Give the number of lines in the data that hold the string "ARMY". Nothing else is needed.
# # #
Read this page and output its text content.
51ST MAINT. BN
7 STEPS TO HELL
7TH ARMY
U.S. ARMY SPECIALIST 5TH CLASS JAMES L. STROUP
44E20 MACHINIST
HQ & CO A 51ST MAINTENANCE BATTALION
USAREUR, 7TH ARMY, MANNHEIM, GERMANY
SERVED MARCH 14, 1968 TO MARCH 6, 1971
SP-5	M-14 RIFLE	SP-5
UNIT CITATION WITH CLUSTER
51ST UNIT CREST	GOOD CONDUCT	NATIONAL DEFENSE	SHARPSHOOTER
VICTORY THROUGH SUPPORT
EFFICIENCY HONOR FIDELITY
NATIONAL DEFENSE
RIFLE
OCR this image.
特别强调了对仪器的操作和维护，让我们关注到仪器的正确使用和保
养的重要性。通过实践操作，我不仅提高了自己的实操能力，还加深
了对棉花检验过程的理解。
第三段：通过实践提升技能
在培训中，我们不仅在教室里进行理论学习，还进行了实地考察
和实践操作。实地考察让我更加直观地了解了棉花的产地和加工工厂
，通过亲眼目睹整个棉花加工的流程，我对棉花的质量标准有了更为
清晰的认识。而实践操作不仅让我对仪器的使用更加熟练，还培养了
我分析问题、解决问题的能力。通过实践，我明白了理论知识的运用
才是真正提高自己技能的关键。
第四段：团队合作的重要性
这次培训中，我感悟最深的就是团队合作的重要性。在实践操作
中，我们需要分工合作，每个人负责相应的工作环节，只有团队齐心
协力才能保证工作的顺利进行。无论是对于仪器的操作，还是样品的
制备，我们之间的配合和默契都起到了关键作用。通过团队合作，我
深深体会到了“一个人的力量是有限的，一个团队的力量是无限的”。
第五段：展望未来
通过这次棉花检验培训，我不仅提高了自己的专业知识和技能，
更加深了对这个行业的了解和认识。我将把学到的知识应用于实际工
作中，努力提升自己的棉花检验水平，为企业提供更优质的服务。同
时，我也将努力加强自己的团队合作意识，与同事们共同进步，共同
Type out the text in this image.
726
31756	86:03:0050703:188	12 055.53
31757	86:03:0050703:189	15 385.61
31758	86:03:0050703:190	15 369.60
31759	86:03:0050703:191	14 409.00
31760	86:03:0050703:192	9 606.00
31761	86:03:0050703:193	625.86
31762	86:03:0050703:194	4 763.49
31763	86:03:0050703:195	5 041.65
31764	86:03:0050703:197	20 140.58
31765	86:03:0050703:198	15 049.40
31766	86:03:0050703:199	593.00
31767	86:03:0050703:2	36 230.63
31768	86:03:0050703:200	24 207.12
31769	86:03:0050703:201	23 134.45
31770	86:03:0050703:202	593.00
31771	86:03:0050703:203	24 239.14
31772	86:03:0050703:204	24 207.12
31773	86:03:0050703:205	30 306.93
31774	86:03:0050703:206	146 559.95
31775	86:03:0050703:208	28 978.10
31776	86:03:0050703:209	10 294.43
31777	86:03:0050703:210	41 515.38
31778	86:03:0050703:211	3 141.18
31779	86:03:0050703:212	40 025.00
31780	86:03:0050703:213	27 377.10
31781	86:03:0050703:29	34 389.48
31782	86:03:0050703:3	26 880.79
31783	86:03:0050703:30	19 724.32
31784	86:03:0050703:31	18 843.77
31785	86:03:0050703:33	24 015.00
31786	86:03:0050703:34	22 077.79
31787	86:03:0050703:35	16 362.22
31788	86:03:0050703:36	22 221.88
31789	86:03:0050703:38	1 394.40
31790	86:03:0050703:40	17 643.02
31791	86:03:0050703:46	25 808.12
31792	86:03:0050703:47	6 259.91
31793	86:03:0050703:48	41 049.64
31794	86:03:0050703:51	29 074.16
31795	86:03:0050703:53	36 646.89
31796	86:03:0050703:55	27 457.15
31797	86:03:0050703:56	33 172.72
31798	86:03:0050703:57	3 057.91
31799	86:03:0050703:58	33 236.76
# # #
**Written solution**
3